# START OF The data

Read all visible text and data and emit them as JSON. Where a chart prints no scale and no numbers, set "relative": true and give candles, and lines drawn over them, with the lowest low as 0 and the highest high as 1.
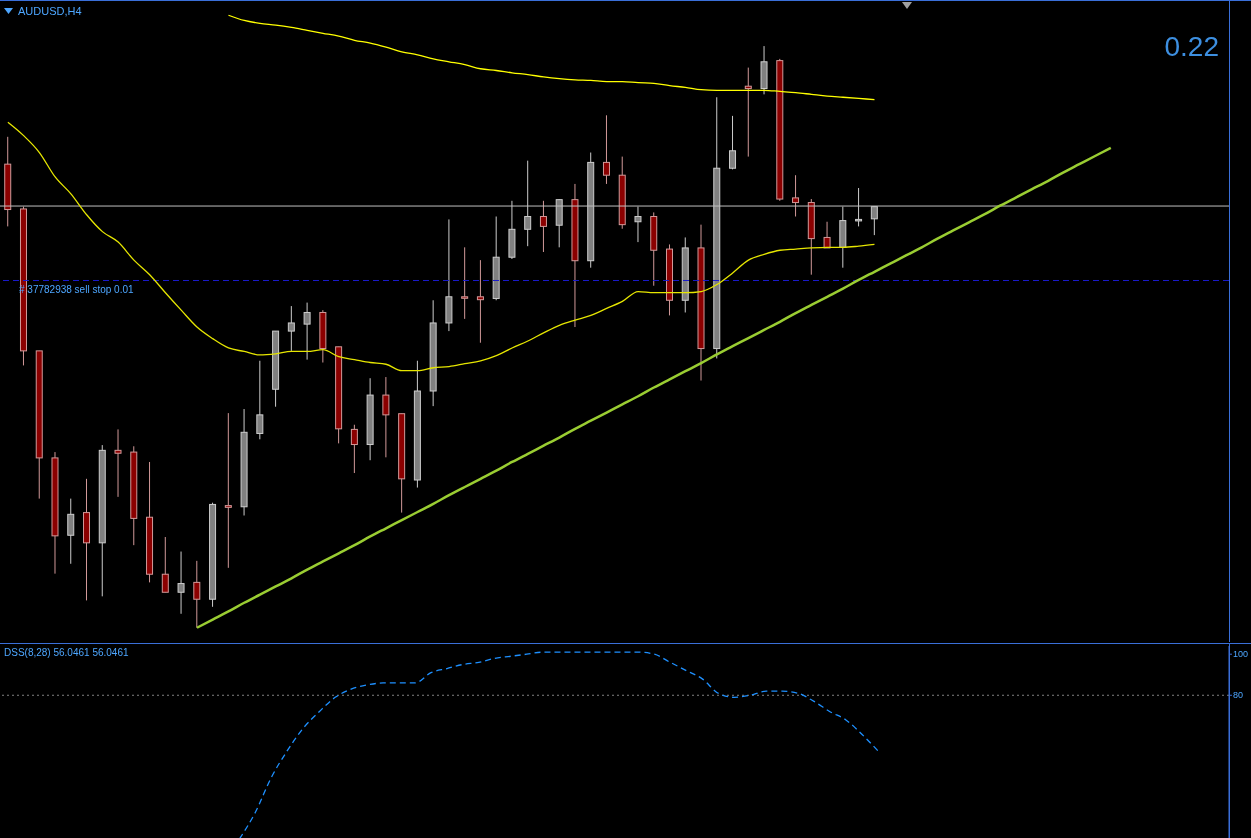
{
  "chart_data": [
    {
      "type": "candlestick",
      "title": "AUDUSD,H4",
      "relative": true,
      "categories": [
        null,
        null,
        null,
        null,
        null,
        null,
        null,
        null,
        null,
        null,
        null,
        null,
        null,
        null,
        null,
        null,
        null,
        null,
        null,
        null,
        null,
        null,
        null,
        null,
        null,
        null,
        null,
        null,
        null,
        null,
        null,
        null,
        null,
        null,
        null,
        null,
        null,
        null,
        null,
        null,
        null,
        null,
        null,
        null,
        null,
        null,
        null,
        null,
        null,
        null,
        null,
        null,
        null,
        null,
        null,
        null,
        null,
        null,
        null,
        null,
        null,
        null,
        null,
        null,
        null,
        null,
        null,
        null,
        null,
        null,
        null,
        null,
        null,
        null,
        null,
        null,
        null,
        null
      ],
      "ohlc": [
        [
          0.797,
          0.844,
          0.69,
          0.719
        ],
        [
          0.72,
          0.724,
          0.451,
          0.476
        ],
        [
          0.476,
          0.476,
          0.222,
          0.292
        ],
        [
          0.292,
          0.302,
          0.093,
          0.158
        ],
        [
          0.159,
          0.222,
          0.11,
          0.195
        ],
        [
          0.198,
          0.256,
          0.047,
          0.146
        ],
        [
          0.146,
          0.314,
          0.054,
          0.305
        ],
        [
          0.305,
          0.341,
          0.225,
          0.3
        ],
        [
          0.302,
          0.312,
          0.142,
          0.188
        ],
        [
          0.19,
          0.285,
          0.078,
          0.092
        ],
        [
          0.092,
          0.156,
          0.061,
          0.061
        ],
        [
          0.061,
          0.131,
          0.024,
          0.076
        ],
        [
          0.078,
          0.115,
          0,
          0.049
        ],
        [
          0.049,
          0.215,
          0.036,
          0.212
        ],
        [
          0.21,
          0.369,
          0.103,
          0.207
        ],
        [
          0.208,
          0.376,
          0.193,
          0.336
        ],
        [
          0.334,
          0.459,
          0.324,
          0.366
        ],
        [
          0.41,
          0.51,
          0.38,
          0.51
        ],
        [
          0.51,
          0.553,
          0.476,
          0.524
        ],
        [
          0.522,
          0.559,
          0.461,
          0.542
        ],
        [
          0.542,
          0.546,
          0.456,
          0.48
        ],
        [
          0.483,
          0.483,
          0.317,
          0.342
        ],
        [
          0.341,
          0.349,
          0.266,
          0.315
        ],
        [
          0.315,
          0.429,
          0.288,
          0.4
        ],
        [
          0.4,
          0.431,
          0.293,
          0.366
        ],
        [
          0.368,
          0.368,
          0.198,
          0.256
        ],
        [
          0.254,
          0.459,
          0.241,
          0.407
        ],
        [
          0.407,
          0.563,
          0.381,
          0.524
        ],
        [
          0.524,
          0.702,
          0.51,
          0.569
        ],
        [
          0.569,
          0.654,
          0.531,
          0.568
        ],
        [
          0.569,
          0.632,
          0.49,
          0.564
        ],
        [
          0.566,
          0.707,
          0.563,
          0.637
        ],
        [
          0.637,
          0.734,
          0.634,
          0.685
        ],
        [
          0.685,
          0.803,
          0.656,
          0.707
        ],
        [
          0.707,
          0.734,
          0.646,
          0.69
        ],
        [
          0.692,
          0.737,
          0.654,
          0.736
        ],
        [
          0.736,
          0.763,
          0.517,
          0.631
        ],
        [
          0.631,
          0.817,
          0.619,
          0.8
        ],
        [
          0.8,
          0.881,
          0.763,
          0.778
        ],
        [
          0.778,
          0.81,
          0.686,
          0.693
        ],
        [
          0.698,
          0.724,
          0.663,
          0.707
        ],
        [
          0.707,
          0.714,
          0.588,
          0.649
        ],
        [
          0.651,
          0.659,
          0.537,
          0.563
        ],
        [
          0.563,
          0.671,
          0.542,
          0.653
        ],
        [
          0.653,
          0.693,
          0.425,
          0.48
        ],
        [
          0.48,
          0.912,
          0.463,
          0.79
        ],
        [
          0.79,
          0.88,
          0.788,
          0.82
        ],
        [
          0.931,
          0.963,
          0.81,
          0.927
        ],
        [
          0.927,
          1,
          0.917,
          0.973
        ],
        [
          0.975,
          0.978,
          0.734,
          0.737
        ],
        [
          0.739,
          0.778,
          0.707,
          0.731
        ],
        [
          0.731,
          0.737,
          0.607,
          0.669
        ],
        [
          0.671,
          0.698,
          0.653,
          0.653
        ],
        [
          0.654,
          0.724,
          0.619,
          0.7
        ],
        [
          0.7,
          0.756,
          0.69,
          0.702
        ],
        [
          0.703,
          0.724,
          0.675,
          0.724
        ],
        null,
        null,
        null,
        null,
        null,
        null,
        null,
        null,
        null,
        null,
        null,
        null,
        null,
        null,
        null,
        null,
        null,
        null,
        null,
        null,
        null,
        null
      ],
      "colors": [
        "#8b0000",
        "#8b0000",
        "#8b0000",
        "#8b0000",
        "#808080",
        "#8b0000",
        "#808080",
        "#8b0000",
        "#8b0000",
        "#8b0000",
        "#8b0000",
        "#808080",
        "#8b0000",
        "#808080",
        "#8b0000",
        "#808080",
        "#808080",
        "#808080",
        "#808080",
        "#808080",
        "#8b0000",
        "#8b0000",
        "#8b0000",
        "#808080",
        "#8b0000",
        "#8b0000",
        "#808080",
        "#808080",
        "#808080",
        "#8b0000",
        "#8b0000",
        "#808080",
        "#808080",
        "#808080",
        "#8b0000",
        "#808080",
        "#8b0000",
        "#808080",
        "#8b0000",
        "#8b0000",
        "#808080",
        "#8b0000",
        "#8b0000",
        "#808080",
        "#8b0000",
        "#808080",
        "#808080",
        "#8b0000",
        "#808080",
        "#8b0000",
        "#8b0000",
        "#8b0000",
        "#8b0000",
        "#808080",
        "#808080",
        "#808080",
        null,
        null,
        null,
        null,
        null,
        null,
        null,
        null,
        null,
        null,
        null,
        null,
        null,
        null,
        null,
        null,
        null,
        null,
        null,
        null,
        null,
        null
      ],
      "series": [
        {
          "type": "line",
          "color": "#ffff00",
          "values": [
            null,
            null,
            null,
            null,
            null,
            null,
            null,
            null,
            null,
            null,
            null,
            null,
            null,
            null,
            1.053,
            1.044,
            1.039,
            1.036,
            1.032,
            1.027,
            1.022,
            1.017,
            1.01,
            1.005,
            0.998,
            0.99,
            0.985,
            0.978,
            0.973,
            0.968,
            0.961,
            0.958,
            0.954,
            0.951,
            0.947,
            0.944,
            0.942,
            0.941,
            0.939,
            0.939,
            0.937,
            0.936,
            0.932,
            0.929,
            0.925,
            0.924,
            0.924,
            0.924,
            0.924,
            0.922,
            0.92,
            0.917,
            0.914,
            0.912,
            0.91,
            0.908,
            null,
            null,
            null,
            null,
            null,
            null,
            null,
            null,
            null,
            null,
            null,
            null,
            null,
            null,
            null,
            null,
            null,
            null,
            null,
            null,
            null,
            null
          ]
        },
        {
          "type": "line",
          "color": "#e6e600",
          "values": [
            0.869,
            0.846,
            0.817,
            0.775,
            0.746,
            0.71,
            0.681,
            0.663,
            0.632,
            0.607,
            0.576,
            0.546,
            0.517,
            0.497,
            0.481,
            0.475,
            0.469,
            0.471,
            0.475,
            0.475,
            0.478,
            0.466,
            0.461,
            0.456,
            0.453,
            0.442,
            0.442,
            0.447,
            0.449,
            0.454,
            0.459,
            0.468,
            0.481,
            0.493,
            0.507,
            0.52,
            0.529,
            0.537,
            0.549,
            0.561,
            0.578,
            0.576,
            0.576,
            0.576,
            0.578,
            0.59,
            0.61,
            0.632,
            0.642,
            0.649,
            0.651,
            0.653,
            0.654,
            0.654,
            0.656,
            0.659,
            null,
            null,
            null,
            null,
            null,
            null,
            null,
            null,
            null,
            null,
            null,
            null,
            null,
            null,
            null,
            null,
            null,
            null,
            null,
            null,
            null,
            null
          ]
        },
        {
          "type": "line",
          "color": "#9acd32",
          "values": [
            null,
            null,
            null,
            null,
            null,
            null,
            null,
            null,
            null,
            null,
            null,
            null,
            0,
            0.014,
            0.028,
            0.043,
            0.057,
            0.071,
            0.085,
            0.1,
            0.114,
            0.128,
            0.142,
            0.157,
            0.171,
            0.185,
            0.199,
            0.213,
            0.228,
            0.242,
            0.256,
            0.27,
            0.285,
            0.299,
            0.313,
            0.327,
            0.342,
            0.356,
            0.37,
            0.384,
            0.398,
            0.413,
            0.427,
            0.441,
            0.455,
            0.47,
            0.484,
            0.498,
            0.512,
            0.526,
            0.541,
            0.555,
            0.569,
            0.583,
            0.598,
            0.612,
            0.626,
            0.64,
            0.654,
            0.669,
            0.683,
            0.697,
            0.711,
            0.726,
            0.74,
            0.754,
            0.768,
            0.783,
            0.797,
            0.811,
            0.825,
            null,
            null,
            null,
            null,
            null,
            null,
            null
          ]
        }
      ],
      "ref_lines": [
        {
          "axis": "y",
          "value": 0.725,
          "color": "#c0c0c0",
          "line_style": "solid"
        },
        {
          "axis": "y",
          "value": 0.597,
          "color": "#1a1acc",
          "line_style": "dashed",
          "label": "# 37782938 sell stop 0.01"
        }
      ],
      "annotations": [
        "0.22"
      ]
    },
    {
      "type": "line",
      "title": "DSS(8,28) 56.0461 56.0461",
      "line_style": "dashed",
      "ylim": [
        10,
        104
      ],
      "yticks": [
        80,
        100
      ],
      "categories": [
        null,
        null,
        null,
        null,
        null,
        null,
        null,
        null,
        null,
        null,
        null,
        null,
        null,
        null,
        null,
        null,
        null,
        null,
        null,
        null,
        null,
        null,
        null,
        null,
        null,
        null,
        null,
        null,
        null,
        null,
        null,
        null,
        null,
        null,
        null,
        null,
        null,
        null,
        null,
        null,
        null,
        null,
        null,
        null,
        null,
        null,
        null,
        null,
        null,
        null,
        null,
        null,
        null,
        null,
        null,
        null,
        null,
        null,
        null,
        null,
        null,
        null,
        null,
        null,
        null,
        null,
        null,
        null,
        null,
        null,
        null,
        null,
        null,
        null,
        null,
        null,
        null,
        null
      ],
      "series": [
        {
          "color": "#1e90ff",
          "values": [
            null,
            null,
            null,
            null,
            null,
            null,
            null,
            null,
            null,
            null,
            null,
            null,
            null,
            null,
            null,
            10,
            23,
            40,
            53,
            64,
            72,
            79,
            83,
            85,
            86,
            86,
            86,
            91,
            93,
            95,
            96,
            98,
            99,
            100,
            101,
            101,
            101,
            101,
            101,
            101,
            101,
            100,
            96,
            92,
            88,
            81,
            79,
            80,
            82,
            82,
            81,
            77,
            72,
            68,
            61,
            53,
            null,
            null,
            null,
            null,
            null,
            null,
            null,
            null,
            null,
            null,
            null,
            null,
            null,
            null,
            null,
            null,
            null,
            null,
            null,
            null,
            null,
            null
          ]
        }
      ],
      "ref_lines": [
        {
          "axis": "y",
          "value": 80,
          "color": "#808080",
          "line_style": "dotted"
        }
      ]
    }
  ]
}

# END OF The data
# START OF The data

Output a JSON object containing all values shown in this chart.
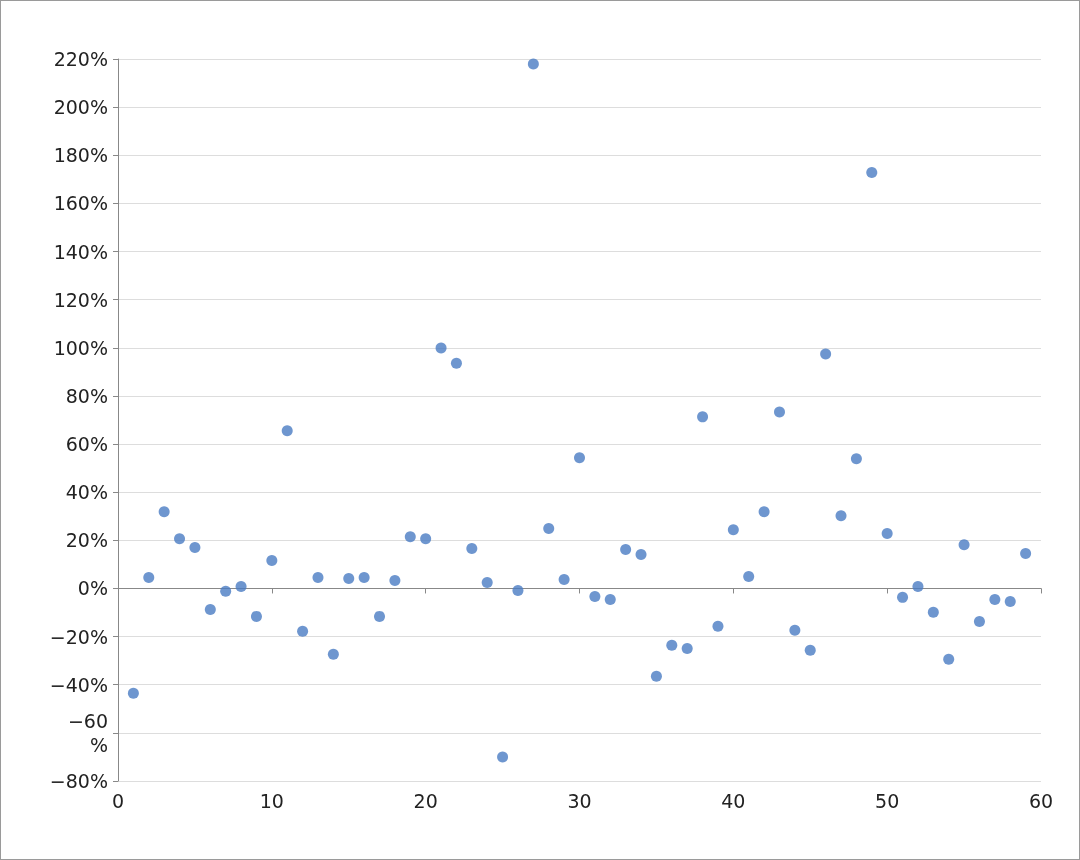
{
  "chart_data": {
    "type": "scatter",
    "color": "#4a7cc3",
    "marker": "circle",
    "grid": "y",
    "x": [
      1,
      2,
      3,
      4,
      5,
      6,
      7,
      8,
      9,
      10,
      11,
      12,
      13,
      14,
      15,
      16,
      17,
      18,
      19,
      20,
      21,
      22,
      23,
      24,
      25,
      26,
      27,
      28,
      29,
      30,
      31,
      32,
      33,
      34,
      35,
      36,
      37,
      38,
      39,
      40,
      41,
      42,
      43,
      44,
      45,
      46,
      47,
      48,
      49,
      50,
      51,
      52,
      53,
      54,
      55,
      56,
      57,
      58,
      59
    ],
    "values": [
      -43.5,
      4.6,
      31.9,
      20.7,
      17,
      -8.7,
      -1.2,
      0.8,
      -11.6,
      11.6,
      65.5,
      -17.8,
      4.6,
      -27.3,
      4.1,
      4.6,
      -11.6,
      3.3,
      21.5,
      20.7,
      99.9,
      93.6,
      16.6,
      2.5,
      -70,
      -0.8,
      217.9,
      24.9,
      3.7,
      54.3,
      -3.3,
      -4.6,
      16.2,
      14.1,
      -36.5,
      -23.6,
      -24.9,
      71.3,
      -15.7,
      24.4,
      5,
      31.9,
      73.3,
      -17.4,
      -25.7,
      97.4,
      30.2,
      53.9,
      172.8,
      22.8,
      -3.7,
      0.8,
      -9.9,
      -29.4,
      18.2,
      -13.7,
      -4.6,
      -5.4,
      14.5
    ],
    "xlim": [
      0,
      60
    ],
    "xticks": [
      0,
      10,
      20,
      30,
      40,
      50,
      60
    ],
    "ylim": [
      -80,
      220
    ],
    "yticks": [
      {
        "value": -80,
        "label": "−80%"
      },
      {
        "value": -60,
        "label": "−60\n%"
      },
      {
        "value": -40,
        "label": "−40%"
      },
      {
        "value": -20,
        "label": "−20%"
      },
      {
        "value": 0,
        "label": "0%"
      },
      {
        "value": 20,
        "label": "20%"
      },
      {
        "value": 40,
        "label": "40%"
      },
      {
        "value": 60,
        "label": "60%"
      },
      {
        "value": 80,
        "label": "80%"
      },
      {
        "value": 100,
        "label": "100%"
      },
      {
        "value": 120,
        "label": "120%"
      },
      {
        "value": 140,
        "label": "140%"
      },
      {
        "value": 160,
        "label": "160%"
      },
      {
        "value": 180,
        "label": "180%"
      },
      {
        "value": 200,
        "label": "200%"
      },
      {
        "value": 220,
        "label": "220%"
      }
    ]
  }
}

# END OF The data

*Request*. Go over the data above and copy every line that has the word "dashed" in it.

*Correct response*.
          "line_style": "dashed",
      "line_style": "dashed",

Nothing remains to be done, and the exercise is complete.